Report back each line of the records that contains the string "localhost".

**INPUT FOR THIS TASK:**
## BEGIN

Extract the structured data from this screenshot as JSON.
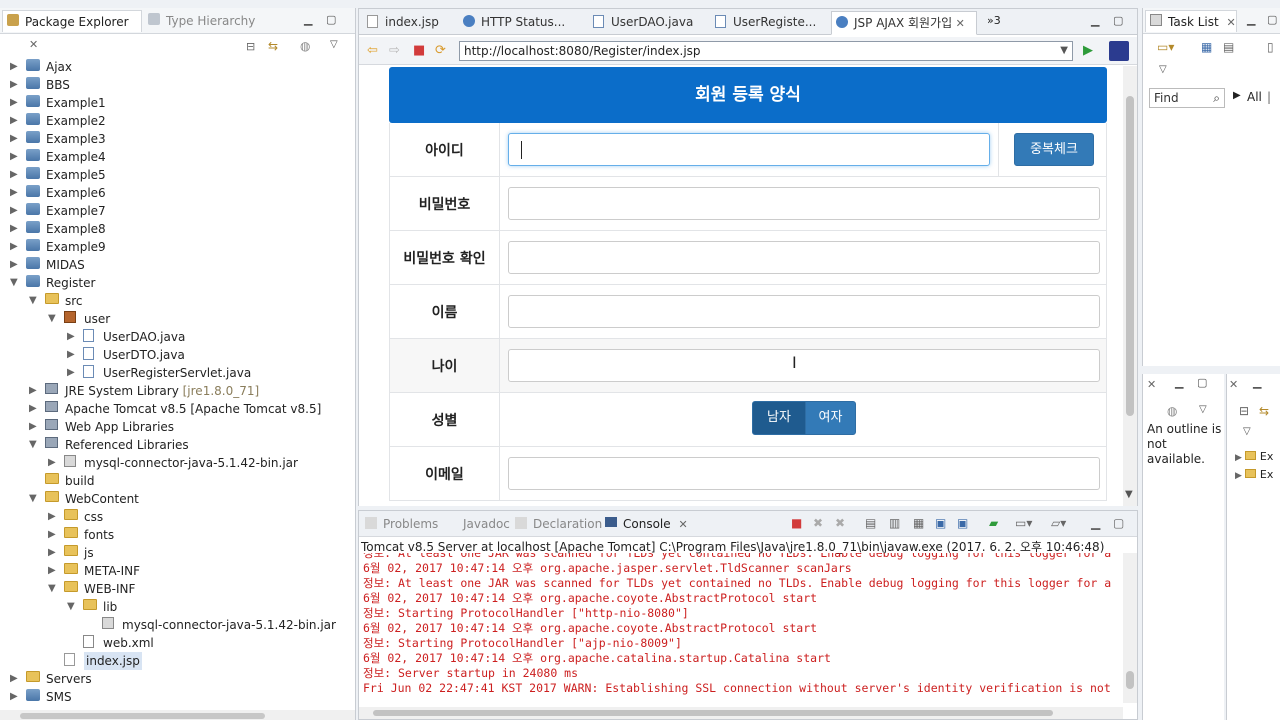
{
  "package_explorer": {
    "tab_label": "Package Explorer",
    "tab2_label": "Type Hierarchy",
    "tree": [
      {
        "label": "Ajax",
        "depth": 0,
        "icon": "project-icon",
        "expanded": false
      },
      {
        "label": "BBS",
        "depth": 0,
        "icon": "project-icon",
        "expanded": false
      },
      {
        "label": "Example1",
        "depth": 0,
        "icon": "project-icon",
        "expanded": false
      },
      {
        "label": "Example2",
        "depth": 0,
        "icon": "project-icon",
        "expanded": false
      },
      {
        "label": "Example3",
        "depth": 0,
        "icon": "project-icon",
        "expanded": false
      },
      {
        "label": "Example4",
        "depth": 0,
        "icon": "project-icon",
        "expanded": false
      },
      {
        "label": "Example5",
        "depth": 0,
        "icon": "project-icon",
        "expanded": false
      },
      {
        "label": "Example6",
        "depth": 0,
        "icon": "project-icon",
        "expanded": false
      },
      {
        "label": "Example7",
        "depth": 0,
        "icon": "project-icon",
        "expanded": false
      },
      {
        "label": "Example8",
        "depth": 0,
        "icon": "project-icon",
        "expanded": false
      },
      {
        "label": "Example9",
        "depth": 0,
        "icon": "project-icon",
        "expanded": false
      },
      {
        "label": "MIDAS",
        "depth": 0,
        "icon": "project-icon",
        "expanded": false
      },
      {
        "label": "Register",
        "depth": 0,
        "icon": "project-icon",
        "expanded": true
      },
      {
        "label": "src",
        "depth": 1,
        "icon": "source-folder-icon",
        "expanded": true
      },
      {
        "label": "user",
        "depth": 2,
        "icon": "package-icon",
        "expanded": true
      },
      {
        "label": "UserDAO.java",
        "depth": 3,
        "icon": "java-file-icon",
        "expanded": false
      },
      {
        "label": "UserDTO.java",
        "depth": 3,
        "icon": "java-file-icon",
        "expanded": false
      },
      {
        "label": "UserRegisterServlet.java",
        "depth": 3,
        "icon": "java-file-icon",
        "expanded": false
      },
      {
        "label": "JRE System Library",
        "deco": "[jre1.8.0_71]",
        "depth": 1,
        "icon": "library-icon",
        "expanded": false
      },
      {
        "label": "Apache Tomcat v8.5 [Apache Tomcat v8.5]",
        "depth": 1,
        "icon": "library-icon",
        "expanded": false
      },
      {
        "label": "Web App Libraries",
        "depth": 1,
        "icon": "library-icon",
        "expanded": false
      },
      {
        "label": "Referenced Libraries",
        "depth": 1,
        "icon": "library-icon",
        "expanded": true
      },
      {
        "label": "mysql-connector-java-5.1.42-bin.jar",
        "depth": 2,
        "icon": "jar-icon",
        "expanded": false
      },
      {
        "label": "build",
        "depth": 1,
        "icon": "folder-icon",
        "expanded": null
      },
      {
        "label": "WebContent",
        "depth": 1,
        "icon": "folder-icon",
        "expanded": true
      },
      {
        "label": "css",
        "depth": 2,
        "icon": "folder-icon",
        "expanded": false
      },
      {
        "label": "fonts",
        "depth": 2,
        "icon": "folder-icon",
        "expanded": false
      },
      {
        "label": "js",
        "depth": 2,
        "icon": "folder-icon",
        "expanded": false
      },
      {
        "label": "META-INF",
        "depth": 2,
        "icon": "folder-icon",
        "expanded": false
      },
      {
        "label": "WEB-INF",
        "depth": 2,
        "icon": "folder-icon",
        "expanded": true
      },
      {
        "label": "lib",
        "depth": 3,
        "icon": "folder-icon",
        "expanded": true
      },
      {
        "label": "mysql-connector-java-5.1.42-bin.jar",
        "depth": 4,
        "icon": "jar-icon",
        "expanded": null
      },
      {
        "label": "web.xml",
        "depth": 3,
        "icon": "xml-file-icon",
        "expanded": null
      },
      {
        "label": "index.jsp",
        "depth": 2,
        "icon": "jsp-file-icon",
        "expanded": null,
        "selected": true
      },
      {
        "label": "Servers",
        "depth": 0,
        "icon": "folder-icon",
        "expanded": false
      },
      {
        "label": "SMS",
        "depth": 0,
        "icon": "project-icon",
        "expanded": false
      }
    ]
  },
  "editor": {
    "tabs": [
      {
        "label": "index.jsp",
        "icon": "jsp-file-icon"
      },
      {
        "label": "HTTP Status...",
        "icon": "globe-icon"
      },
      {
        "label": "UserDAO.java",
        "icon": "java-file-icon"
      },
      {
        "label": "UserRegiste...",
        "icon": "java-file-icon"
      },
      {
        "label": "JSP AJAX 회원가입",
        "icon": "globe-icon",
        "active": true
      }
    ],
    "overflow_label": "»3",
    "url": "http://localhost:8080/Register/index.jsp",
    "form": {
      "title": "회원 등록 양식",
      "fields": [
        {
          "label": "아이디",
          "value": ""
        },
        {
          "label": "비밀번호",
          "value": ""
        },
        {
          "label": "비밀번호 확인",
          "value": ""
        },
        {
          "label": "이름",
          "value": ""
        },
        {
          "label": "나이",
          "value": ""
        },
        {
          "label": "성별"
        },
        {
          "label": "이메일",
          "value": ""
        }
      ],
      "dup_check_label": "중복체크",
      "gender_options": [
        "남자",
        "여자"
      ],
      "gender_selected": "남자"
    }
  },
  "console": {
    "tabs": [
      "Problems",
      "Javadoc",
      "Declaration",
      "Console"
    ],
    "active_tab": "Console",
    "header": "Tomcat v8.5 Server at localhost [Apache Tomcat] C:\\Program Files\\Java\\jre1.8.0_71\\bin\\javaw.exe (2017. 6. 2. 오후 10:46:48)",
    "lines": [
      "정보: At least one JAR was scanned for TLDs yet contained no TLDs. Enable debug logging for this logger for a",
      "6월 02, 2017 10:47:14 오후 org.apache.jasper.servlet.TldScanner scanJars",
      "정보: At least one JAR was scanned for TLDs yet contained no TLDs. Enable debug logging for this logger for a",
      "6월 02, 2017 10:47:14 오후 org.apache.coyote.AbstractProtocol start",
      "정보: Starting ProtocolHandler [\"http-nio-8080\"]",
      "6월 02, 2017 10:47:14 오후 org.apache.coyote.AbstractProtocol start",
      "정보: Starting ProtocolHandler [\"ajp-nio-8009\"]",
      "6월 02, 2017 10:47:14 오후 org.apache.catalina.startup.Catalina start",
      "정보: Server startup in 24080 ms",
      "Fri Jun 02 22:47:41 KST 2017 WARN: Establishing SSL connection without server's identity verification is not"
    ]
  },
  "task_list": {
    "tab_label": "Task List",
    "find_placeholder": "Find",
    "all_label": "All"
  },
  "outline": {
    "message": "An outline is not available.",
    "items": [
      "Ex",
      "Ex"
    ]
  },
  "colors": {
    "form_header": "#0b6dc9",
    "button_primary": "#337ab7",
    "console_text": "#cc1f1f"
  }
}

## END

**TASK ANSWER:**
    "url": "http://localhost:8080/Register/index.jsp",
    "header": "Tomcat v8.5 Server at localhost [Apache Tomcat] C:\\Program Files\\Java\\jre1.8.0_71\\bin\\javaw.exe (2017. 6. 2. 오후 10:46:48)",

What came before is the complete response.